• [Task material]:
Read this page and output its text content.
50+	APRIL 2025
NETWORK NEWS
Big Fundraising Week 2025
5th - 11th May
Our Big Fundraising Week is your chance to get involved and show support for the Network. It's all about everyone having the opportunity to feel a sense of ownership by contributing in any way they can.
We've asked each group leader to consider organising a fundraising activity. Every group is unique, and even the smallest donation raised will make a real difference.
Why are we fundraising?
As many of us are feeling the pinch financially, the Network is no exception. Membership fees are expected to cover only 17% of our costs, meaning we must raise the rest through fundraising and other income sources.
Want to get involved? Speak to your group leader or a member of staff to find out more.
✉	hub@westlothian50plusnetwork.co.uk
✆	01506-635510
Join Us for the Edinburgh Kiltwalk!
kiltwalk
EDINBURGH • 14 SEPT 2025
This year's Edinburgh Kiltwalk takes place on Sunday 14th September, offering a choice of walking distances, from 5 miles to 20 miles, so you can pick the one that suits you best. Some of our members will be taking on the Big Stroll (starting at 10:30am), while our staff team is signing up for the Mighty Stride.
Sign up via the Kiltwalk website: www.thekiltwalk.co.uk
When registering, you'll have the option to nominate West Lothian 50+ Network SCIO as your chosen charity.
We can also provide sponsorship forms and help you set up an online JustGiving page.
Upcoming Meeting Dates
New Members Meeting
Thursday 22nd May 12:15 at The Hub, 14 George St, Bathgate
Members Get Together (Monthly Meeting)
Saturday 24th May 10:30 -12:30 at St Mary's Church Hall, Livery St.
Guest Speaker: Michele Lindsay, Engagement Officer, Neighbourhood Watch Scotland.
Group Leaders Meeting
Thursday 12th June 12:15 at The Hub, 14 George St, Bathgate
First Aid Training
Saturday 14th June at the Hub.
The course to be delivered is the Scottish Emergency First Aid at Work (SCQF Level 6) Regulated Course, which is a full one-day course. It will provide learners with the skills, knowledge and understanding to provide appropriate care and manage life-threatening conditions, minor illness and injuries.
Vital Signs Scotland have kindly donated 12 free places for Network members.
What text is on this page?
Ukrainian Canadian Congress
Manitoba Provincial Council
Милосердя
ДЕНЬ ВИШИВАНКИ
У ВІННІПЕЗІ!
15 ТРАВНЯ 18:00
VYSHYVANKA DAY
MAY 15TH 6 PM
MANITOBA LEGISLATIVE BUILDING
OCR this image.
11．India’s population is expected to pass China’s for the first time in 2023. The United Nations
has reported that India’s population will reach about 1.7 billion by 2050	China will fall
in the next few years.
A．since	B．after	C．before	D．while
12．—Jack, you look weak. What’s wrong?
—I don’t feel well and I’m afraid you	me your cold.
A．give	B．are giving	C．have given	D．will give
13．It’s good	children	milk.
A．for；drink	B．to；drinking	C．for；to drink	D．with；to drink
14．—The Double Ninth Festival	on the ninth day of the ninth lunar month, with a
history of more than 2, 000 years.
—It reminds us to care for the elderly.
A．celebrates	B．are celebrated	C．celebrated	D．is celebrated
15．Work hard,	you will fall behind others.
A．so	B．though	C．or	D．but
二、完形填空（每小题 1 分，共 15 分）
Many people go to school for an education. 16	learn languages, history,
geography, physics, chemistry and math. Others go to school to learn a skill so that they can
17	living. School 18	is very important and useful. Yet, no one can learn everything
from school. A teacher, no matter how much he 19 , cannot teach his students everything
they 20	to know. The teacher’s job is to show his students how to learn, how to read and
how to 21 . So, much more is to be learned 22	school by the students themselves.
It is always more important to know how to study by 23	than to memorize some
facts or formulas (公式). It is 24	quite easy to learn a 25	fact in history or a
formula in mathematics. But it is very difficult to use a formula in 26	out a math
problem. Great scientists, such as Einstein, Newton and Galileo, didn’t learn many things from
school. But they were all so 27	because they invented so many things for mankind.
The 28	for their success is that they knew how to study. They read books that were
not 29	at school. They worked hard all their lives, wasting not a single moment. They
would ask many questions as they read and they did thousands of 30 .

• [Task details]: Repeat every entry exactly as written above.

• [Full solution]:
Read this page and output its text content.
50+	APRIL 2025
NETWORK NEWS
Big Fundraising Week 2025
5th - 11th May
Our Big Fundraising Week is your chance to get involved and show support for the Network. It's all about everyone having the opportunity to feel a sense of ownership by contributing in any way they can.
We've asked each group leader to consider organising a fundraising activity. Every group is unique, and even the smallest donation raised will make a real difference.
Why are we fundraising?
As many of us are feeling the pinch financially, the Network is no exception. Membership fees are expected to cover only 17% of our costs, meaning we must raise the rest through fundraising and other income sources.
Want to get involved? Speak to your group leader or a member of staff to find out more.
✉	hub@westlothian50plusnetwork.co.uk
✆	01506-635510
Join Us for the Edinburgh Kiltwalk!
kiltwalk
EDINBURGH • 14 SEPT 2025
This year's Edinburgh Kiltwalk takes place on Sunday 14th September, offering a choice of walking distances, from 5 miles to 20 miles, so you can pick the one that suits you best. Some of our members will be taking on the Big Stroll (starting at 10:30am), while our staff team is signing up for the Mighty Stride.
Sign up via the Kiltwalk website: www.thekiltwalk.co.uk
When registering, you'll have the option to nominate West Lothian 50+ Network SCIO as your chosen charity.
We can also provide sponsorship forms and help you set up an online JustGiving page.
Upcoming Meeting Dates
New Members Meeting
Thursday 22nd May 12:15 at The Hub, 14 George St, Bathgate
Members Get Together (Monthly Meeting)
Saturday 24th May 10:30 -12:30 at St Mary's Church Hall, Livery St.
Guest Speaker: Michele Lindsay, Engagement Officer, Neighbourhood Watch Scotland.
Group Leaders Meeting
Thursday 12th June 12:15 at The Hub, 14 George St, Bathgate
First Aid Training
Saturday 14th June at the Hub.
The course to be delivered is the Scottish Emergency First Aid at Work (SCQF Level 6) Regulated Course, which is a full one-day course. It will provide learners with the skills, knowledge and understanding to provide appropriate care and manage life-threatening conditions, minor illness and injuries.
Vital Signs Scotland have kindly donated 12 free places for Network members.
What text is on this page?
Ukrainian Canadian Congress
Manitoba Provincial Council
Милосердя
ДЕНЬ ВИШИВАНКИ
У ВІННІПЕЗІ!
15 ТРАВНЯ 18:00
VYSHYVANKA DAY
MAY 15TH 6 PM
MANITOBA LEGISLATIVE BUILDING
OCR this image.
11．India’s population is expected to pass China’s for the first time in 2023. The United Nations
has reported that India’s population will reach about 1.7 billion by 2050	China will fall
in the next few years.
A．since	B．after	C．before	D．while
12．—Jack, you look weak. What’s wrong?
—I don’t feel well and I’m afraid you	me your cold.
A．give	B．are giving	C．have given	D．will give
13．It’s good	children	milk.
A．for；drink	B．to；drinking	C．for；to drink	D．with；to drink
14．—The Double Ninth Festival	on the ninth day of the ninth lunar month, with a
history of more than 2, 000 years.
—It reminds us to care for the elderly.
A．celebrates	B．are celebrated	C．celebrated	D．is celebrated
15．Work hard,	you will fall behind others.
A．so	B．though	C．or	D．but
二、完形填空（每小题 1 分，共 15 分）
Many people go to school for an education. 16	learn languages, history,
geography, physics, chemistry and math. Others go to school to learn a skill so that they can
17	living. School 18	is very important and useful. Yet, no one can learn everything
from school. A teacher, no matter how much he 19 , cannot teach his students everything
they 20	to know. The teacher’s job is to show his students how to learn, how to read and
how to 21 . So, much more is to be learned 22	school by the students themselves.
It is always more important to know how to study by 23	than to memorize some
facts or formulas (公式). It is 24	quite easy to learn a 25	fact in history or a
formula in mathematics. But it is very difficult to use a formula in 26	out a math
problem. Great scientists, such as Einstein, Newton and Galileo, didn’t learn many things from
school. But they were all so 27	because they invented so many things for mankind.
The 28	for their success is that they knew how to study. They read books that were
not 29	at school. They worked hard all their lives, wasting not a single moment. They
would ask many questions as they read and they did thousands of 30 .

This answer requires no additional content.